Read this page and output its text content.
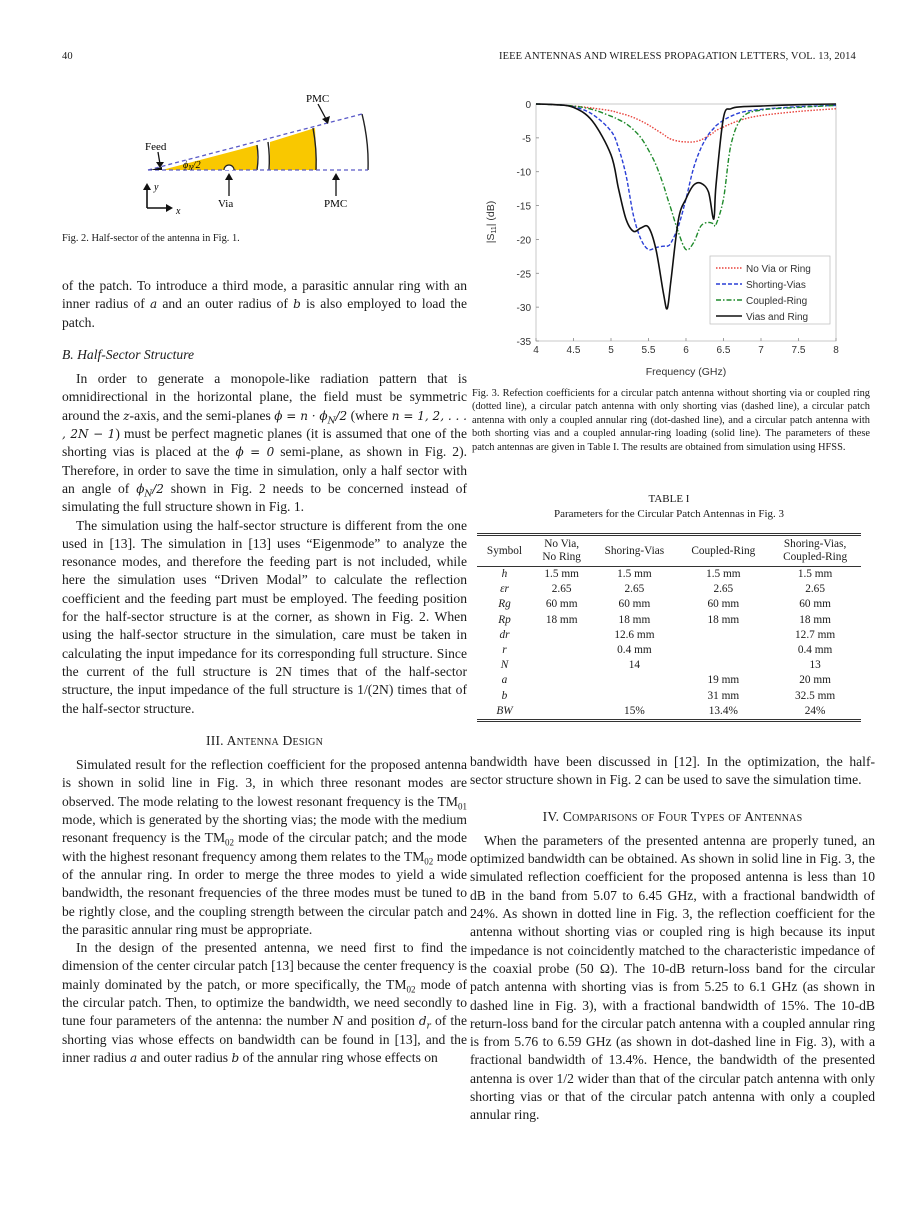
40	IEEE ANTENNAS AND WIRELESS PROPAGATION LETTERS, VOL. 13, 2014
PMC
PMC
Feed
Via
$\phi_N/2$
y
x
Fig. 2. Half-sector of the antenna in Fig. 1.

of the patch. To introduce a third mode, a parasitic annular ring with an inner radius of a and an outer radius of b is also employed to load the patch.

B. Half-Sector Structure

In order to generate a monopole-like radiation pattern that is omnidirectional in the horizontal plane, the field must be symmetric around the z-axis, and the semi-planes $\phi = n \cdot \phi_N/2$ (where n = 1, 2, . . . , 2N − 1) must be perfect magnetic planes (it is assumed that one of the shorting vias is placed at the ϕ = 0 semi-plane, as shown in Fig. 2). Therefore, in order to save the time in simulation, only a half sector with an angle of $\phi_N/2$ shown in Fig. 2 needs to be concerned instead of simulating the full structure shown in Fig. 1.

The simulation using the half-sector structure is different from the one used in [13]. The simulation in [13] uses “Eigenmode” to analyze the resonance modes, and therefore the feeding part is not included, while here the simulation uses “Driven Modal” to calculate the reflection coefficient and the feeding part must be employed. The feeding position for the half-sector structure is at the corner, as shown in Fig. 2. When using the half-sector structure in the simulation, care must be taken in calculating the input impedance for its corresponding full structure. Since the current of the full structure is 2N times that of the half-sector structure, the input impedance of the full structure is 1/(2N) times that of the half-sector structure.

III. Antenna Design

Simulated result for the reflection coefficient for the proposed antenna is shown in solid line in Fig. 3, in which three resonant modes are observed. The mode relating to the lowest resonant frequency is the $TM_{01}$ mode, which is generated by the shorting vias; the mode with the medium resonant frequency is the $TM_{02}$ mode of the circular patch; and the mode with the highest resonant frequency among them relates to the $TM_{02}$ mode of the annular ring. In order to merge the three modes to yield a wide bandwidth, the resonant frequencies of the three modes must be tuned to be rightly close, and the coupling strength between the circular patch and the parasitic annular ring must be appropriate.

In the design of the presented antenna, we need first to find the dimension of the center circular patch [13] because the center frequency is mainly dominated by the patch, or more specifically, the $TM_{02}$ mode of the circular patch. Then, to optimize the bandwidth, we need secondly to tune four parameters of the antenna: the number N and position $d_r$ of the shorting vias whose effects on bandwidth can be found in [13], and the inner radius a and outer radius b of the annular ring whose effects on

4	4.5	5	5.5	6	6.5	7	7.5	8
0
-5
-10
-15
-20
-25
-30
-35
Frequency (GHz)
|S11| (dB)
No Via or Ring
Shorting-Vias
Coupled-Ring
Vias and Ring
Fig. 3. Refection coefficients for a circular patch antenna without shorting via or coupled ring (dotted line), a circular patch antenna with only shorting vias (dashed line), a circular patch antenna with only a coupled annular ring (dot-dashed line), and a circular patch antenna with both shorting vias and a coupled annular-ring loading (solid line). The parameters of these patch antennas are given in Table I. The results are obtained from simulation using HFSS.
TABLE I
Parameters for the Circular Patch Antennas in Fig. 3
Symbol	No Via,
No Ring	Shoring-Vias	Coupled-Ring	Shoring-Vias,
Coupled-Ring
h	1.5 mm	1.5 mm	1.5 mm	1.5 mm
εr	2.65	2.65	2.65	2.65
Rg	60 mm	60 mm	60 mm	60 mm
Rp	18 mm	18 mm	18 mm	18 mm
dr		12.6 mm		12.7 mm
r		0.4 mm		0.4 mm
N		14		13
a			19 mm	20 mm
b			31 mm	32.5 mm
BW		15%	13.4%	24%

bandwidth have been discussed in [12]. In the optimization, the half-sector structure shown in Fig. 2 can be used to save the simulation time.

IV. Comparisons of Four Types of Antennas

When the parameters of the presented antenna are properly tuned, an optimized bandwidth can be obtained. As shown in solid line in Fig. 3, the simulated reflection coefficient for the proposed antenna is less than 10 dB in the band from 5.07 to 6.45 GHz, with a fractional bandwidth of 24%. As shown in dotted line in Fig. 3, the reflection coefficient for the antenna without shorting vias or coupled ring is high because its input impedance is not coincidently matched to the characteristic impedance of the coaxial probe (50 Ω). The 10-dB return-loss band for the circular patch antenna with shorting vias is from 5.25 to 6.1 GHz (as shown in dashed line in Fig. 3), with a fractional bandwidth of 15%. The 10-dB return-loss band for the circular patch antenna with a coupled annular ring is from 5.76 to 6.59 GHz (as shown in dot-dashed line in Fig. 3), with a fractional bandwidth of 13.4%. Hence, the bandwidth of the presented antenna is over 1/2 wider than that of the circular patch antenna with only shorting vias or that of the circular patch antenna with only a coupled annular ring.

════════════════════

• The request
Find and copy each line above that includes the string "used".

• Written solution
The simulation using the half-sector structure is different from the one used in [13]. The simulation in [13] uses “Eigenmode” to analyze the resonance modes, and therefore the feeding part is not included, while here the simulation uses “Driven Modal” to calculate the reflection coefficient and the feeding part must be employed. The feeding position for the half-sector structure is at the corner, as shown in Fig. 2. When using the half-sector structure in the simulation, care must be taken in calculating the input impedance for its corresponding full structure. Since the current of the full structure is 2N times that of the half-sector structure, the input impedance of the full structure is 1/(2N) times that of the half-sector structure.
bandwidth have been discussed in [12]. In the optimization, the half-sector structure shown in Fig. 2 can be used to save the simulation time.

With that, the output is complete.